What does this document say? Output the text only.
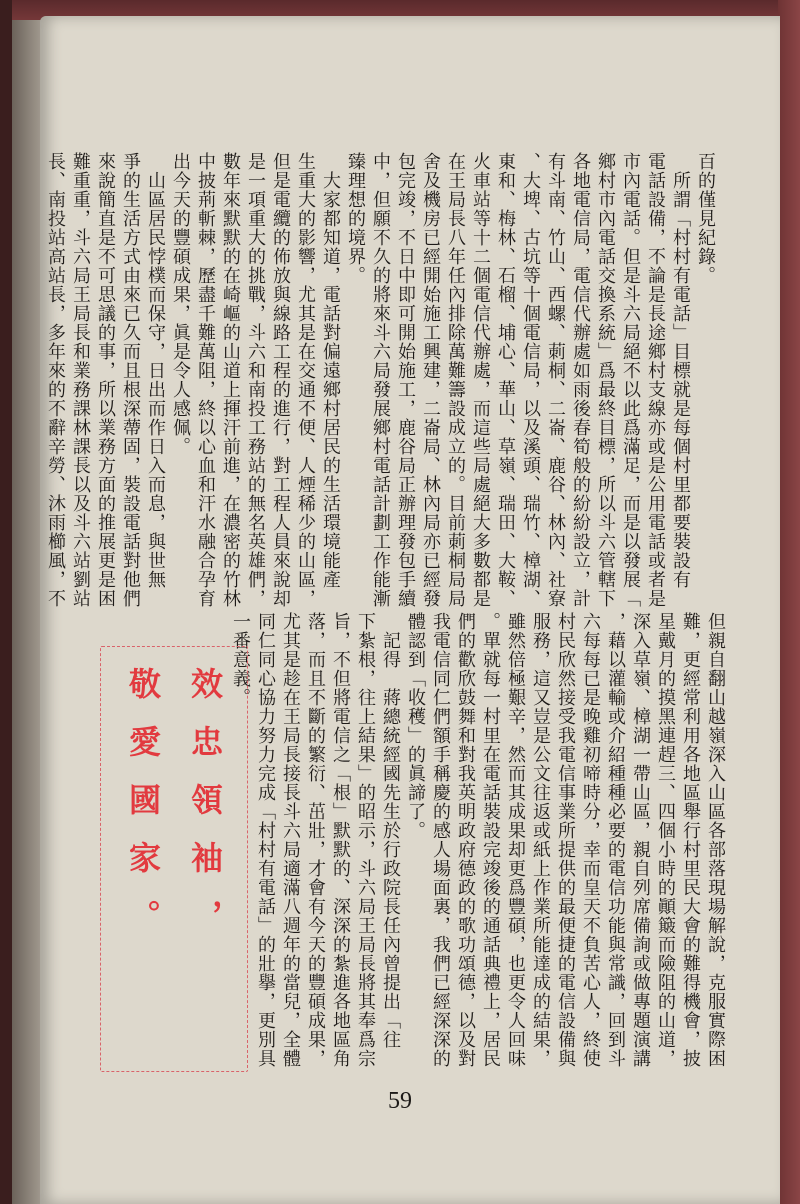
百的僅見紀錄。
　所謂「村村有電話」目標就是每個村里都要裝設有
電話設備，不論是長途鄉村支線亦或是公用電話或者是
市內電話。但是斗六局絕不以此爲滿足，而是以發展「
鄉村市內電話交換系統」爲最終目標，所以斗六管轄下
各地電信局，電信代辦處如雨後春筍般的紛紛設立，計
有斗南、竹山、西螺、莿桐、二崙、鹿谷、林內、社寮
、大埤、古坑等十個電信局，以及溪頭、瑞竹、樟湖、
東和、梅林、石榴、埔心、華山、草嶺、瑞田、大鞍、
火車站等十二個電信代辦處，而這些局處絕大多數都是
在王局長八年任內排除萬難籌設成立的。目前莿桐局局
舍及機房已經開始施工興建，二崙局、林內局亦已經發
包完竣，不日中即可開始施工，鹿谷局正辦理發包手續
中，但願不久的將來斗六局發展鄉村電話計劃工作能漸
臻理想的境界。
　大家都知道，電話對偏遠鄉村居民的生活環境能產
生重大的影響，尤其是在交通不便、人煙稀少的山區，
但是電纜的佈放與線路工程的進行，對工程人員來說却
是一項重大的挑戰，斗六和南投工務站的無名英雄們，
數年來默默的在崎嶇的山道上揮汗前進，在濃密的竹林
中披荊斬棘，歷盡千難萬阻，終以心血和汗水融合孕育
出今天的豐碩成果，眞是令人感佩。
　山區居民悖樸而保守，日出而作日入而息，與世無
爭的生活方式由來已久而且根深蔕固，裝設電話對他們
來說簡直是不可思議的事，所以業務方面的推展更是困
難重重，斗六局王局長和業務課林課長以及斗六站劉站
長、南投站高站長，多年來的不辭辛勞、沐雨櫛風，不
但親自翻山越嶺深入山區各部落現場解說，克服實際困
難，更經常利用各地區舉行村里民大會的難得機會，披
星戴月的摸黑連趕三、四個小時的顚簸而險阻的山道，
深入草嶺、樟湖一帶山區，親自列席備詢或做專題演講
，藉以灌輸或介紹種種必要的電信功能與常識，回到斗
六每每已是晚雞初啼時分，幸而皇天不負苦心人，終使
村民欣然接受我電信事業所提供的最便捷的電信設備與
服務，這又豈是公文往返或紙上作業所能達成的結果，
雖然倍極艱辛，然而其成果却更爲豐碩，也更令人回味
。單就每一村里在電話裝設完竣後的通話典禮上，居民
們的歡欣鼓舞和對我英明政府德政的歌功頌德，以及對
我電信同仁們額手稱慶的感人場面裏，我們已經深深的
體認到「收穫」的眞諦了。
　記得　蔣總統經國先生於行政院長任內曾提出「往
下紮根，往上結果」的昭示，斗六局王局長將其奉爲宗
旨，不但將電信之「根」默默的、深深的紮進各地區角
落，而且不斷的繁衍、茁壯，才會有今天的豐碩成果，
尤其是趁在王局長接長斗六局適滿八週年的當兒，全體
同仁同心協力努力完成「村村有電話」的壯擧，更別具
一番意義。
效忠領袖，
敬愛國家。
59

...

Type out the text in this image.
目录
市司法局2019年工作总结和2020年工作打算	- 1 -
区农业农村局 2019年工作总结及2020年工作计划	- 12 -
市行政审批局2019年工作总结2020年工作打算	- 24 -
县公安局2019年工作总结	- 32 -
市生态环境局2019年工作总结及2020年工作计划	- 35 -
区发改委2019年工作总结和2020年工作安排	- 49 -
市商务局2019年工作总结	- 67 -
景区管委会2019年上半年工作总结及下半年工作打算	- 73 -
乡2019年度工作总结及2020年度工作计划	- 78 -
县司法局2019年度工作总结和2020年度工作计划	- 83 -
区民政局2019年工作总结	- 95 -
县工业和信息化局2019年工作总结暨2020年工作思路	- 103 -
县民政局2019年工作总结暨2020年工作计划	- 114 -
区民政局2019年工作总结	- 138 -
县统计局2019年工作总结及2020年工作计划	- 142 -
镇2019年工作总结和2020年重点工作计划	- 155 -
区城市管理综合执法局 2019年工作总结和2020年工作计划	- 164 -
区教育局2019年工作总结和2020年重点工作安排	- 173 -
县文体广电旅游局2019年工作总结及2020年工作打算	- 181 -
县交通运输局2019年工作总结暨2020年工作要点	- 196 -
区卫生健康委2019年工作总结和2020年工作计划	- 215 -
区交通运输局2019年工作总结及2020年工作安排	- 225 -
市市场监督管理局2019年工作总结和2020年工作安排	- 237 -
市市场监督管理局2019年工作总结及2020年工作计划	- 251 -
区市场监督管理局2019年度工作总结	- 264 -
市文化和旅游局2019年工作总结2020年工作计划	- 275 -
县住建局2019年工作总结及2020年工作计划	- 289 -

▶ **WORK TO COMPLETE**
Which lines hold the word "this"? Copy every one of them.

▶ **WRITTEN SOLUTION**
What does this document say? Output the text only.
Type out the text in this image.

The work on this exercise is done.